요구 사항:
기록의 첫 줄부터 다음 문구가 들어 있는 줄까지, 양 끝 줄을 포함해 한 글자도 바꾸지 말고 옮겨 쓰세요: "data-label: 10 xyxy=(387,108,401,121)".

_ _ _ _

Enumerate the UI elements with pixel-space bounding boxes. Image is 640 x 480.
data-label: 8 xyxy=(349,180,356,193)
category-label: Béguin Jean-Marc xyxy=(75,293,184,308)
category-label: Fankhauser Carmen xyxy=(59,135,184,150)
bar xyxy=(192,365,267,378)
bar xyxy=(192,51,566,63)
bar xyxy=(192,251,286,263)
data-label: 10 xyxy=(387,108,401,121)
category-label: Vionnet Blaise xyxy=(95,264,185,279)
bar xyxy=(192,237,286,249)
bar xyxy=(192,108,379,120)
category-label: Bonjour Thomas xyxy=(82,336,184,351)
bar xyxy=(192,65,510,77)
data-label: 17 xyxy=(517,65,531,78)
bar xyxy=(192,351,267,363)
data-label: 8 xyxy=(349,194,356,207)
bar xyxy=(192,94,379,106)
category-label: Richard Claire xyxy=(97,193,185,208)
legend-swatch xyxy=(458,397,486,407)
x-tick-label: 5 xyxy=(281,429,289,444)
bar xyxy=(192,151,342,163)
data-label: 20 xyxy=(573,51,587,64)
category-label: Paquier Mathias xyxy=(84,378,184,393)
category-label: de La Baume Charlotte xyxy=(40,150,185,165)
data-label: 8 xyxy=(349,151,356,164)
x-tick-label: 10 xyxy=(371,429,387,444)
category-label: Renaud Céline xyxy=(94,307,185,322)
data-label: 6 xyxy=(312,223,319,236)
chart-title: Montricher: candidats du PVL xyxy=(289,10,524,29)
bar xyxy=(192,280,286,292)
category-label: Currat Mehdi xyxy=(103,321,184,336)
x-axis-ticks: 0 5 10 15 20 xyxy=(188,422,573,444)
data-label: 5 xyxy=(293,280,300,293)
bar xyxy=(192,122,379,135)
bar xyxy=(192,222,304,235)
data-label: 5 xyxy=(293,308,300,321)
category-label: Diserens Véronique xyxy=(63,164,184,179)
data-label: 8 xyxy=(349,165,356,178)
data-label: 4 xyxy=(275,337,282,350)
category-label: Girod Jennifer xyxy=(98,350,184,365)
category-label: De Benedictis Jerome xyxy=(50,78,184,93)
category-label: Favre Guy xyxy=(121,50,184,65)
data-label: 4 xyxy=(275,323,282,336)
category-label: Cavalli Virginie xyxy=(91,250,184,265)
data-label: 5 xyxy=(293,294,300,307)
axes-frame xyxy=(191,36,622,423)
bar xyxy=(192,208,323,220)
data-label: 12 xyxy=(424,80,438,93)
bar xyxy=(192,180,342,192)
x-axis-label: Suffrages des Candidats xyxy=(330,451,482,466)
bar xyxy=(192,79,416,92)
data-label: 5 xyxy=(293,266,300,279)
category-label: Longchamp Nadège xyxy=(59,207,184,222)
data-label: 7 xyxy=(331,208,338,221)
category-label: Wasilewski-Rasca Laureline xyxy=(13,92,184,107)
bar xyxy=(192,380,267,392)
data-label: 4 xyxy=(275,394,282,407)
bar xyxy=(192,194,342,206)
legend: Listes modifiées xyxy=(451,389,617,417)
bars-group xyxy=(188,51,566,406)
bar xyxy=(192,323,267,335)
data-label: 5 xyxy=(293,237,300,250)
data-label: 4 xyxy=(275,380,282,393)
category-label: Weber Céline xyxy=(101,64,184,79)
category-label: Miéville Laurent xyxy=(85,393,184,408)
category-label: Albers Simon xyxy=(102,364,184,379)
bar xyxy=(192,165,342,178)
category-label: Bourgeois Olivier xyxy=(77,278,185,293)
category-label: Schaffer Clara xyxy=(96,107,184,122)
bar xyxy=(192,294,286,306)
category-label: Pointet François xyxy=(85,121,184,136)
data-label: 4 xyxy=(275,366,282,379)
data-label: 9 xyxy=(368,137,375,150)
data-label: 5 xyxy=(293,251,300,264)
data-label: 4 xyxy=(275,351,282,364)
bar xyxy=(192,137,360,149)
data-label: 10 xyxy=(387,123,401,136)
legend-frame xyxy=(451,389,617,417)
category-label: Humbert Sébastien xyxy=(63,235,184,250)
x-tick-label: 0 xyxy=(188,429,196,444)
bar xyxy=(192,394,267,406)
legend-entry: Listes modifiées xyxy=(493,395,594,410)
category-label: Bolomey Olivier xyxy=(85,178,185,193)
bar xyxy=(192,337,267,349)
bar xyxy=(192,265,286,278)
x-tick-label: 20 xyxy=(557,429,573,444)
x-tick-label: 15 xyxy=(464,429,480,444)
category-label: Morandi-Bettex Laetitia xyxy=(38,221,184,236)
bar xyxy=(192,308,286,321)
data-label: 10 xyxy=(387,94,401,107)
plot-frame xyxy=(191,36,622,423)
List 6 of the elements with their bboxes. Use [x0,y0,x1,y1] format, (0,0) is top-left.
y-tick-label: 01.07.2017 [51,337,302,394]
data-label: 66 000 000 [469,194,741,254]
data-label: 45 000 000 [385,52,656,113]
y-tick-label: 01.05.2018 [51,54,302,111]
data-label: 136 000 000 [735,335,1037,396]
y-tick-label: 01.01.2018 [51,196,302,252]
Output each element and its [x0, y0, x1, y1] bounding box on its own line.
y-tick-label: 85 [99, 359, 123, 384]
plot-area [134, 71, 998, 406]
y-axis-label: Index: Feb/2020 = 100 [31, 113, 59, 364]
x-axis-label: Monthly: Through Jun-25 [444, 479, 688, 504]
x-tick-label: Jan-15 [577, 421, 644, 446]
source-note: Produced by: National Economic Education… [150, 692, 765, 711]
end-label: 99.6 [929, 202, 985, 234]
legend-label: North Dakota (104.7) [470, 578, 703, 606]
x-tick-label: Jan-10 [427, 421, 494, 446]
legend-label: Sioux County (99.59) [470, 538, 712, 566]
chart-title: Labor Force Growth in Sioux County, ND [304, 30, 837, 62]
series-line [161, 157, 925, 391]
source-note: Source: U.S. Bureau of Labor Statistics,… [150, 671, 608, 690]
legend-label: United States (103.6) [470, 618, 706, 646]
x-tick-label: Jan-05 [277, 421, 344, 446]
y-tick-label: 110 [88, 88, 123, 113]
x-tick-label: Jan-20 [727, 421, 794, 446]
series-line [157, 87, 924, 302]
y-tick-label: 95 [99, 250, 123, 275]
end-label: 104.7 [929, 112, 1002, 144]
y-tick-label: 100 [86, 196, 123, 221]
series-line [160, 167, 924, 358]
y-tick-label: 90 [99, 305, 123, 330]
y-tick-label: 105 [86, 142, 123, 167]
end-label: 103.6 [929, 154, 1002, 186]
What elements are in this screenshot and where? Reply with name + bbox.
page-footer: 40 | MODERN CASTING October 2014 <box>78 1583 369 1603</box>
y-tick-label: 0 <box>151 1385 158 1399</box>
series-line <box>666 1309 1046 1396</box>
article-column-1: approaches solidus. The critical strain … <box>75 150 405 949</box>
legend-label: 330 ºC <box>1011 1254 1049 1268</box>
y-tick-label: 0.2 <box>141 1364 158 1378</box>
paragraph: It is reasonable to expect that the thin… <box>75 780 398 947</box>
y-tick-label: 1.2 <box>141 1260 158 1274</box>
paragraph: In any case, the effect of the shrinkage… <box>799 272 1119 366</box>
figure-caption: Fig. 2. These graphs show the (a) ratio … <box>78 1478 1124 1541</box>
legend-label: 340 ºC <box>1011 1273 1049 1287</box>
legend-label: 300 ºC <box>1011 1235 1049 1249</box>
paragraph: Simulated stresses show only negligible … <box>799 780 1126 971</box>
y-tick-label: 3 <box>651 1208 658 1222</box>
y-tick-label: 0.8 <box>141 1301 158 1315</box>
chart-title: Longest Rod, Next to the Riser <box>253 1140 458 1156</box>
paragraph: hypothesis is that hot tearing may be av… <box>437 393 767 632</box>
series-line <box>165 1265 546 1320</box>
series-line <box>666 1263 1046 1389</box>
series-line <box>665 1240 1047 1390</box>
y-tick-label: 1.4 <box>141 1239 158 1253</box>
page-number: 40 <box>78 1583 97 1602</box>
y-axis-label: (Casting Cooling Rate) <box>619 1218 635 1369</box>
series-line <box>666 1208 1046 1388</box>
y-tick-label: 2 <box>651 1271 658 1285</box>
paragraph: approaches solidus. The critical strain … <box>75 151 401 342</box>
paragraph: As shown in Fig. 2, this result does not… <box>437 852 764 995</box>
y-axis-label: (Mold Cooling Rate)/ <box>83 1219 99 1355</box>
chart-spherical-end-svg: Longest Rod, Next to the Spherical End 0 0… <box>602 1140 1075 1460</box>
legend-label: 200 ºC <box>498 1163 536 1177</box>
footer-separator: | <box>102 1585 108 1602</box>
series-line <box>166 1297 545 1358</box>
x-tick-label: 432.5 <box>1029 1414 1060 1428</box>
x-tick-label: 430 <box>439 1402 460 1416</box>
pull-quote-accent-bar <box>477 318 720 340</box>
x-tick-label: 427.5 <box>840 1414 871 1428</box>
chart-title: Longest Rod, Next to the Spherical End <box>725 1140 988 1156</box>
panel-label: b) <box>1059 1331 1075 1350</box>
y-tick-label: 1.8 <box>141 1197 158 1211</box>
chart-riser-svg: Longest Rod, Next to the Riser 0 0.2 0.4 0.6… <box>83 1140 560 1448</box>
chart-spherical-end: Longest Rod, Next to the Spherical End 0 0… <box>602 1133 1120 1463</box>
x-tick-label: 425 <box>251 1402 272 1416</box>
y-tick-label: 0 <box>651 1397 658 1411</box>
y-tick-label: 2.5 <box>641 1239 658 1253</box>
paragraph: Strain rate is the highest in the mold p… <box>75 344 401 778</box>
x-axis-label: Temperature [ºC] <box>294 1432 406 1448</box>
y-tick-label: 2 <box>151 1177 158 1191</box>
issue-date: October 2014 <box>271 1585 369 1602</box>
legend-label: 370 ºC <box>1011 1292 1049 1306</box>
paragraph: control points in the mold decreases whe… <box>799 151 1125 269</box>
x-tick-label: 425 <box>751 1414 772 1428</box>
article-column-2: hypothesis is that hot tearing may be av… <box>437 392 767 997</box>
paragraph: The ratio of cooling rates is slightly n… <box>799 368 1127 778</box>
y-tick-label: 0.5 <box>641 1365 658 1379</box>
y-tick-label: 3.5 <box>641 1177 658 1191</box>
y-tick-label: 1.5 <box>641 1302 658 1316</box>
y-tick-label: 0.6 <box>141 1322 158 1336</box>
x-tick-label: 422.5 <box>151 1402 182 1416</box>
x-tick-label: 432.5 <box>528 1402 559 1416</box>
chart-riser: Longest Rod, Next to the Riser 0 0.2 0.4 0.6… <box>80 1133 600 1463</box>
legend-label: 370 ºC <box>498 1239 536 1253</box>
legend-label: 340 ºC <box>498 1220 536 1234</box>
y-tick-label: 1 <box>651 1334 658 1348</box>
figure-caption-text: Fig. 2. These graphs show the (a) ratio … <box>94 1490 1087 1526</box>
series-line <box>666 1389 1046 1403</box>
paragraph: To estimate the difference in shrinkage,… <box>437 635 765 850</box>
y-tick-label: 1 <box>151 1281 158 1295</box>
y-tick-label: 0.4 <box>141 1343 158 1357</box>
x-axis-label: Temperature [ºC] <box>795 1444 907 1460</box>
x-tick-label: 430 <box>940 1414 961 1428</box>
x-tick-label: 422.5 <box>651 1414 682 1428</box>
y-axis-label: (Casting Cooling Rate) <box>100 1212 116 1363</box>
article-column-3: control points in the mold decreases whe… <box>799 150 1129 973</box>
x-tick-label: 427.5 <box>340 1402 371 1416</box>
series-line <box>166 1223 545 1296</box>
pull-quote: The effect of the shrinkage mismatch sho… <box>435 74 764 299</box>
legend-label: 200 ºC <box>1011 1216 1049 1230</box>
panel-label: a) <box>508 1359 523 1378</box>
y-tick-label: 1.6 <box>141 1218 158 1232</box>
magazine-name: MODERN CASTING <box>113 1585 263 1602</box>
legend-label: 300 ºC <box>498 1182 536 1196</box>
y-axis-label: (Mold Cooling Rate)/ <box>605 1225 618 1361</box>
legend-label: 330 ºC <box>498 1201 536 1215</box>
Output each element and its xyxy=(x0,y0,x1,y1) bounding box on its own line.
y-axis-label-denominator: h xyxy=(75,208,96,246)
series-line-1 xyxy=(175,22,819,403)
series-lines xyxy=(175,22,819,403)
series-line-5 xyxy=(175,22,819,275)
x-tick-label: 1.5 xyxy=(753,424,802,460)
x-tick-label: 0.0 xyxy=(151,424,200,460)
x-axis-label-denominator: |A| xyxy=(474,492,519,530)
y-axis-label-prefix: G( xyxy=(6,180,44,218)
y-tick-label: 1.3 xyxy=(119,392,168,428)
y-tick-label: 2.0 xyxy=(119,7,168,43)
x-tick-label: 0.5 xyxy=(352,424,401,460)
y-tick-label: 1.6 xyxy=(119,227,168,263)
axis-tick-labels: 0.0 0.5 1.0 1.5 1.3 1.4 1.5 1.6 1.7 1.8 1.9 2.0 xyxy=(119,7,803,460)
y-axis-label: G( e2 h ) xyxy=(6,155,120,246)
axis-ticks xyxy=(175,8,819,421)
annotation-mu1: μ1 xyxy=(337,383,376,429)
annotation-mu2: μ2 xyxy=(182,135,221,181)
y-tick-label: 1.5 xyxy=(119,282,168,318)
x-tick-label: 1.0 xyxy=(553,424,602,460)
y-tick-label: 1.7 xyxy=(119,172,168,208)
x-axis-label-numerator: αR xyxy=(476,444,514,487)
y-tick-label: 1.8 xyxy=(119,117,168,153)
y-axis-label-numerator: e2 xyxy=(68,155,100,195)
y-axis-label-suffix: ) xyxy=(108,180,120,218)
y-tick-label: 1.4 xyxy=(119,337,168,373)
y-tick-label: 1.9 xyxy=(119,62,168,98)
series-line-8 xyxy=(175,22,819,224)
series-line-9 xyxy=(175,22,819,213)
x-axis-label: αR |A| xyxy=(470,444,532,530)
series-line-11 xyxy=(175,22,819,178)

_ _ _ _

작업 결과:
Enumerate the UI elements with pixel-space bounding boxes. Image is 640 x 480.
data-label: 8 xyxy=(349,180,356,193)
category-label: Béguin Jean-Marc xyxy=(75,293,184,308)
category-label: Fankhauser Carmen xyxy=(59,135,184,150)
bar xyxy=(192,365,267,378)
bar xyxy=(192,51,566,63)
bar xyxy=(192,251,286,263)
data-label: 10 xyxy=(387,108,401,121)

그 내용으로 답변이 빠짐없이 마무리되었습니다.